[Data entries]

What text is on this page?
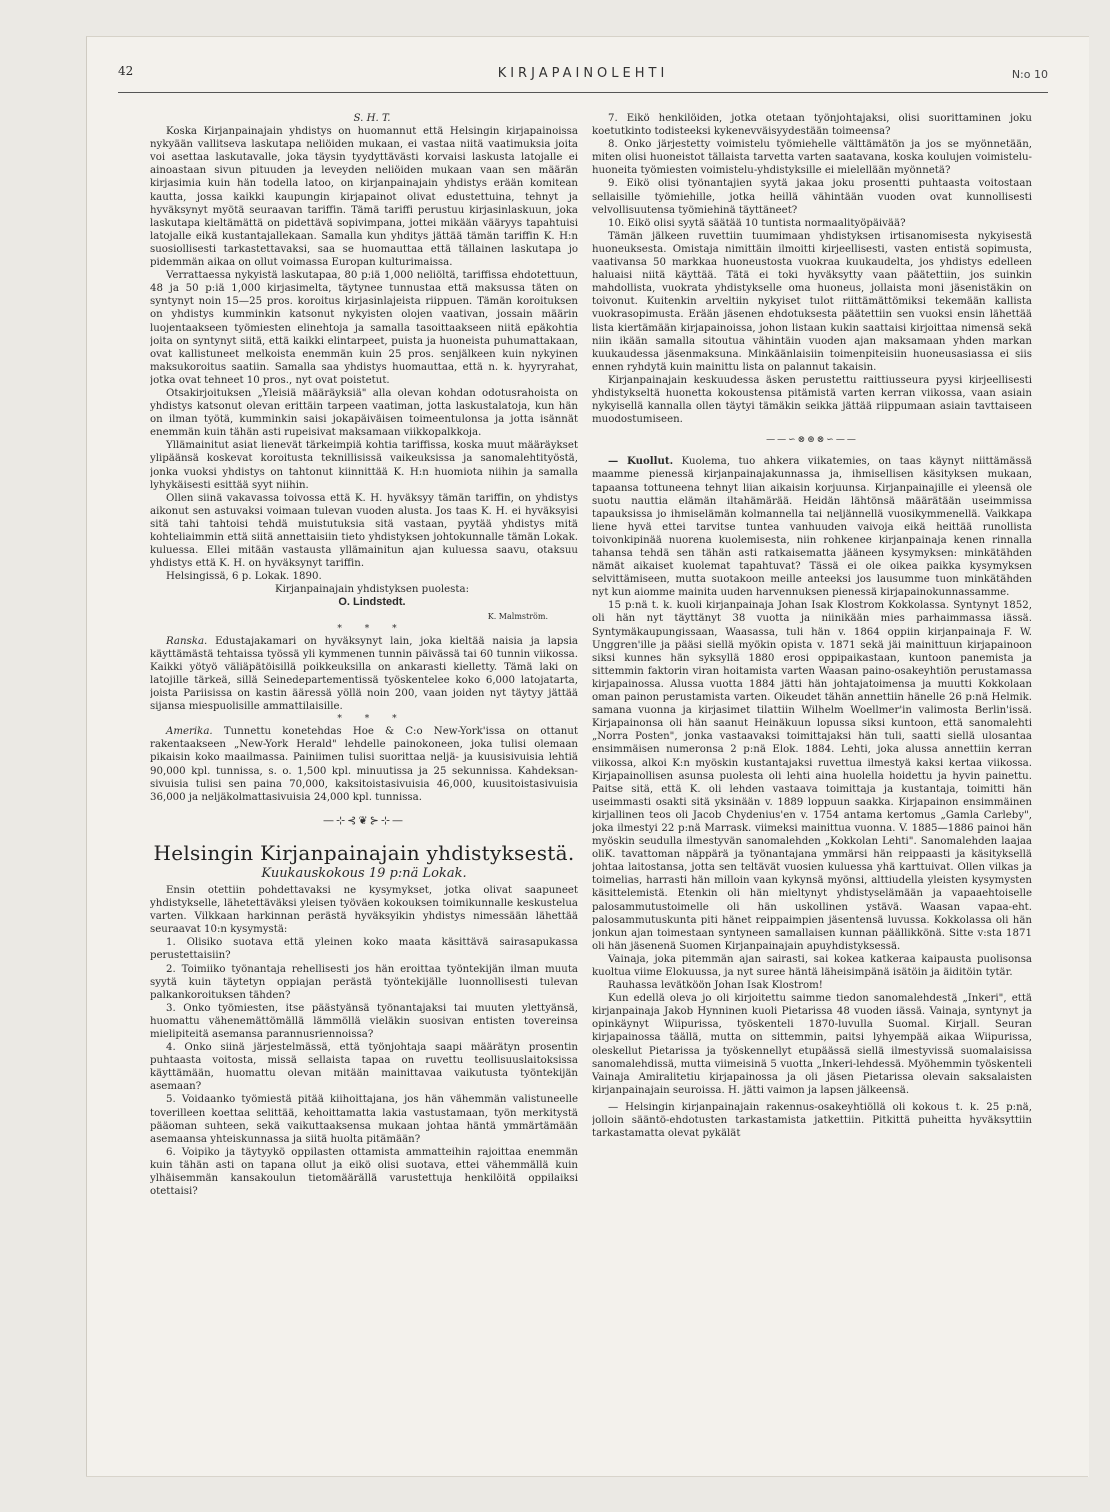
42	KIRJAPAINOLEHTI	N:o 10

S. H. T.

Koska Kirjanpainajain yhdistys on huomannut että Helsingin kirjapainoissa nykyään vallitseva laskutapa neliöiden mukaan, ei vastaa niitä vaatimuksia joita voi asettaa laskutavalle, joka täysin tyydyttävästi korvaisi laskusta latojalle ei ainoastaan sivun pituuden ja leveyden neliöiden mukaan vaan sen määrän kirjasimia kuin hän todella latoo, on kirjanpainajain yhdistys erään komitean kautta, jossa kaikki kaupungin kirjapainot olivat edustettuina, tehnyt ja hyväksynyt myötä seuraavan tariffin. Tämä tariffi perustuu kirjasinlaskuun, joka laskutapa kieltämättä on pidettävä sopivimpana, jottei mikään vääryys tapahtuisi latojalle eikä kustantajallekaan. Samalla kun yhditys jättää tämän tariffin K. H:n suosiollisesti tarkastettavaksi, saa se huomauttaa että tällainen laskutapa jo pidemmän aikaa on ollut voimassa Europan kulturimaissa.

Verrattaessa nykyistä laskutapaa, 80 p:iä 1,000 neliöltä, tariffissa ehdotettuun, 48 ja 50 p:iä 1,000 kirjasimelta, täytynee tunnustaa että maksussa täten on syntynyt noin 15—25 pros. koroitus kirjasinlajeista riippuen. Tämän koroituksen on yhdistys kumminkin katsonut nykyisten olojen vaativan, jossain määrin luojentaakseen työmiesten elinehtoja ja samalla tasoittaakseen niitä epäkohtia joita on syntynyt siitä, että kaikki elintarpeet, puista ja huoneista puhumattakaan, ovat kallistuneet melkoista enemmän kuin 25 pros. senjälkeen kuin nykyinen maksukoroitus saatiin. Samalla saa yhdistys huomauttaa, että n. k. hyyryrahat, jotka ovat tehneet 10 pros., nyt ovat poistetut.

Otsakirjoituksen „Yleisiä määräyksiä" alla olevan kohdan odotusrahoista on yhdistys katsonut olevan erittäin tarpeen vaatiman, jotta laskustalatoja, kun hän on ilman työtä, kumminkin saisi jokapäiväisen toimeentulonsa ja jotta isännät enemmän kuin tähän asti rupeisivat maksamaan viikkopalkkoja.

Yllämainitut asiat lienevät tärkeimpiä kohtia tariffissa, koska muut määräykset ylipäänsä koskevat koroitusta teknillisissä vaikeuksissa ja sanomalehtityöstä, jonka vuoksi yhdistys on tahtonut kiinnittää K. H:n huomiota niihin ja samalla lyhykäisesti esittää syyt niihin.

Ollen siinä vakavassa toivossa että K. H. hyväksyy tämän tariffin, on yhdistys aikonut sen astuvaksi voimaan tulevan vuoden alusta. Jos taas K. H. ei hyväksyisi sitä tahi tahtoisi tehdä muistutuksia sitä vastaan, pyytää yhdistys mitä kohteliaimmin että siitä annettaisiin tieto yhdistyksen johtokunnalle tämän Lokak. kuluessa. Ellei mitään vastausta yllämainitun ajan kuluessa saavu, otaksuu yhdistys että K. H. on hyväksynyt tariffin.

Helsingissä, 6 p. Lokak. 1890.

Kirjanpainajain yhdistyksen puolesta:

O. Lindstedt.

K. Malmström.

* * *

Ranska. Edustajakamari on hyväksynyt lain, joka kieltää naisia ja lapsia käyttämästä tehtaissa työssä yli kymmenen tunnin päivässä tai 60 tunnin viikossa. Kaikki yötyö väliäpätöisillä poikkeuksilla on ankarasti kielletty. Tämä laki on latojille tärkeä, sillä Seinedepartementissä työskentelee koko 6,000 latojatarta, joista Pariisissa on kastin ääressä yöllä noin 200, vaan joiden nyt täytyy jättää sijansa miespuolisille ammattilaisille.

* * *

Amerika. Tunnettu konetehdas Hoe & C:o New-York'issa on ottanut rakentaakseen „New-York Herald" lehdelle painokoneen, joka tulisi olemaan pikaisin koko maailmassa. Painiimen tulisi suorittaa neljä- ja kuusisivuisia lehtiä 90,000 kpl. tunnissa, s. o. 1,500 kpl. minuutissa ja 25 sekunnissa. Kahdeksan-sivuisia tulisi sen paina 70,000, kaksitoistasivuisia 46,000, kuusitoistasivuisia 36,000 ja neljäkolmattasivuisia 24,000 kpl. tunnissa.

—⊹⊰❦⊱⊹—
Helsingin Kirjanpainajain yhdistyksestä.
Kuukauskokous 19 p:nä Lokak.

Ensin otettiin pohdettavaksi ne kysymykset, jotka olivat saapuneet yhdistykselle, lähetettäväksi yleisen työväen kokouksen toimikunnalle keskustelua varten. Vilkkaan harkinnan perästä hyväksyikin yhdistys nimessään lähettää seuraavat 10:n kysymystä:

1. Olisiko suotava että yleinen koko maata käsittävä sairasapukassa perustettaisiin?

2. Toimiiko työnantaja rehellisesti jos hän eroittaa työntekijän ilman muuta syytä kuin täytetyn oppiajan perästä työntekijälle luonnollisesti tulevan palkankoroituksen tähden?

3. Onko työmiesten, itse päästyänsä työnantajaksi tai muuten ylettyänsä, huomattu vähenemättömällä lämmöllä vieläkin suosivan entisten tovereinsa mielipiteitä asemansa parannusriennoissa?

4. Onko siinä järjestelmässä, että työnjohtaja saapi määrätyn prosentin puhtaasta voitosta, missä sellaista tapaa on ruvettu teollisuuslaitoksissa käyttämään, huomattu olevan mitään mainittavaa vaikutusta työntekijän asemaan?

5. Voidaanko työmiestä pitää kiihoittajana, jos hän vähemmän valistuneelle toverilleen koettaa selittää, kehoittamatta lakia vastustamaan, työn merkitystä pääoman suhteen, sekä vaikuttaaksensa mukaan johtaa häntä ymmärtämään asemaansa yhteiskunnassa ja siitä huolta pitämään?

6. Voipiko ja täytyykö oppilasten ottamista ammatteihin rajoittaa enemmän kuin tähän asti on tapana ollut ja eikö olisi suotava, ettei vähemmällä kuin ylhäisemmän kansakoulun tietomäärällä varustettuja henkilöitä oppilaiksi otettaisi?

7. Eikö henkilöiden, jotka otetaan työnjohtajaksi, olisi suorittaminen joku koetutkinto todisteeksi kykenevväisyydestään toimeensa?

8. Onko järjestetty voimistelu työmiehelle välttämätön ja jos se myönnetään, miten olisi huoneistot tällaista tarvetta varten saatavana, koska koulujen voimistelu-huoneita työmiesten voimistelu-yhdistyksille ei mielellään myönnetä?

9. Eikö olisi työnantajien syytä jakaa joku prosentti puhtaasta voitostaan sellaisille työmiehille, jotka heillä vähintään vuoden ovat kunnollisesti velvollisuutensa työmiehinä täyttäneet?

10. Eikö olisi syytä säätää 10 tuntista normaalityöpäivää?

Tämän jälkeen ruvettiin tuumimaan yhdistyksen irtisanomisesta nykyisestä huoneuksesta. Omistaja nimittäin ilmoitti kirjeellisesti, vasten entistä sopimusta, vaativansa 50 markkaa huoneustosta vuokraa kuukaudelta, jos yhdistys edelleen haluaisi niitä käyttää. Tätä ei toki hyväksytty vaan päätettiin, jos suinkin mahdollista, vuokrata yhdistykselle oma huoneus, jollaista moni jäsenistäkin on toivonut. Kuitenkin arveltiin nykyiset tulot riittämättömiksi tekemään kallista vuokrasopimusta. Erään jäsenen ehdotuksesta päätettiin sen vuoksi ensin lähettää lista kiertämään kirjapainoissa, johon listaan kukin saattaisi kirjoittaa nimensä sekä niin ikään samalla sitoutua vähintäin vuoden ajan maksamaan yhden markan kuukaudessa jäsenmaksuna. Minkäänlaisiin toimenpiteisiin huoneusasiassa ei siis ennen ryhdytä kuin mainittu lista on palannut takaisin.

Kirjanpainajain keskuudessa äsken perustettu raittiusseura pyysi kirjeellisesti yhdistykseltä huonetta kokoustensa pitämistä varten kerran viikossa, vaan asiain nykyisellä kannalla ollen täytyi tämäkin seikka jättää riippumaan asiain tavttaiseen muodostumiseen.

——∽⊗⊛⊗∽——

— Kuollut. Kuolema, tuo ahkera viikatemies, on taas käynyt niittämässä maamme pienessä kirjanpainajakunnassa ja, ihmisellisen käsityksen mukaan, tapaansa tottuneena tehnyt liian aikaisin korjuunsa. Kirjanpainajille ei yleensä ole suotu nauttia elämän iltahämärää. Heidän lähtönsä määrätään useimmissa tapauksissa jo ihmiselämän kolmannella tai neljännellä vuosikymmenellä. Vaikkapa liene hyvä ettei tarvitse tuntea vanhuuden vaivoja eikä heittää runollista toivonkipinää nuorena kuolemisesta, niin rohkenee kirjanpainaja kenen rinnalla tahansa tehdä sen tähän asti ratkaisematta jääneen kysymyksen: minkätähden nämät aikaiset kuolemat tapahtuvat? Tässä ei ole oikea paikka kysymyksen selvittämiseen, mutta suotakoon meille anteeksi jos lausumme tuon minkätähden nyt kun aiomme mainita uuden harvennuksen pienessä kirjapainokunnassamme.

15 p:nä t. k. kuoli kirjanpainaja Johan Isak Klostrom Kokkolassa. Syntynyt 1852, oli hän nyt täyttänyt 38 vuotta ja niinikään mies parhaimmassa iässä. Syntymäkaupungissaan, Waasassa, tuli hän v. 1864 oppiin kirjanpainaja F. W. Unggren'ille ja pääsi siellä myökin opista v. 1871 sekä jäi mainittuun kirjapainoon siksi kunnes hän syksyllä 1880 erosi oppipaikastaan, kuntoon panemista ja sittemmin faktorin viran hoitamista varten Waasan paino-osakeyhtiön perustamassa kirjapainossa. Alussa vuotta 1884 jätti hän johtajatoimensa ja muutti Kokkolaan oman painon perustamista varten. Oikeudet tähän annettiin hänelle 26 p:nä Helmik. samana vuonna ja kirjasimet tilattiin Wilhelm Woellmer'in valimosta Berlin'issä. Kirjapainonsa oli hän saanut Heinäkuun lopussa siksi kuntoon, että sanomalehti „Norra Posten", jonka vastaavaksi toimittajaksi hän tuli, saatti siellä ulosantaa ensimmäisen numeronsa 2 p:nä Elok. 1884. Lehti, joka alussa annettiin kerran viikossa, alkoi K:n myöskin kustantajaksi ruvettua ilmestyä kaksi kertaa viikossa. Kirjapainollisen asunsa puolesta oli lehti aina huolella hoidettu ja hyvin painettu. Paitse sitä, että K. oli lehden vastaava toimittaja ja kustantaja, toimitti hän useimmasti osakti sitä yksinään v. 1889 loppuun saakka. Kirjapainon ensimmäinen kirjallinen teos oli Jacob Chydenius'en v. 1754 antama kertomus „Gamla Carleby", joka ilmestyi 22 p:nä Marrask. viimeksi mainittua vuonna. V. 1885—1886 painoi hän myöskin seudulla ilmestyvän sanomalehden „Kokkolan Lehti". Sanomalehden laajaa oliK. tavattoman näppärä ja työnantajana ymmärsi hän reippaasti ja käsityksellä johtaa laitostansa, jotta sen teltävät vuosien kuluessa yhä karttuivat. Ollen vilkas ja toimelias, harrasti hän milloin vaan kykynsä myönsi, alttiudella yleisten kysymysten käsittelemistä. Etenkin oli hän mieltynyt yhdistyselämään ja vapaaehtoiselle palosammutustoimelle oli hän uskollinen ystävä. Waasan vapaa-eht. palosammutuskunta piti hänet reippaimpien jäsentensä luvussa. Kokkolassa oli hän jonkun ajan toimestaan syntyneen samallaisen kunnan päällikkönä. Sitte v:sta 1871 oli hän jäsenenä Suomen Kirjanpainajain apuyhdistyksessä.

Vainaja, joka pitemmän ajan sairasti, sai kokea katkeraa kaipausta puolisonsa kuoltua viime Elokuussa, ja nyt suree häntä läheisimpänä isätöin ja äiditöin tytär.

Rauhassa levätköön Johan Isak Klostrom!

Kun edellä oleva jo oli kirjoitettu saimme tiedon sanomalehdestä „Inkeri", että kirjanpainaja Jakob Hynninen kuoli Pietarissa 48 vuoden iässä. Vainaja, syntynyt ja opinkäynyt Wiipurissa, työskenteli 1870-luvulla Suomal. Kirjall. Seuran kirjapainossa täällä, mutta on sittemmin, paitsi lyhyempää aikaa Wiipurissa, oleskellut Pietarissa ja työskennellyt etupäässä siellä ilmestyvissä suomalaisissa sanomalehdissä, mutta viimeisinä 5 vuotta „Inkeri-lehdessä. Myöhemmin työskenteli Vainaja Amiralitetiu kirjapainossa ja oli jäsen Pietarissa olevain saksalaisten kirjanpainajain seuroissa. H. jätti vaimon ja lapsen jälkeensä.

— Helsingin kirjanpainajain rakennus-osakeyhtiöllä oli kokous t. k. 25 p:nä, jolloin sääntö-ehdotusten tarkastamista jatkettiin. Pitkittä puheitta hyväksyttiin tarkastamatta olevat pykälät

Your objective
Collect, from the material above, every line containing the word "syytä".

Worked solution
2. Toimiiko työnantaja rehellisesti jos hän eroittaa työntekijän ilman muuta syytä kuin täytetyn oppiajan perästä työntekijälle luonnollisesti tulevan palkankoroituksen tähden?
9. Eikö olisi työnantajien syytä jakaa joku prosentti puhtaasta voitostaan sellaisille työmiehille, jotka heillä vähintään vuoden ovat kunnollisesti velvollisuutensa työmiehinä täyttäneet?
10. Eikö olisi syytä säätää 10 tuntista normaalityöpäivää?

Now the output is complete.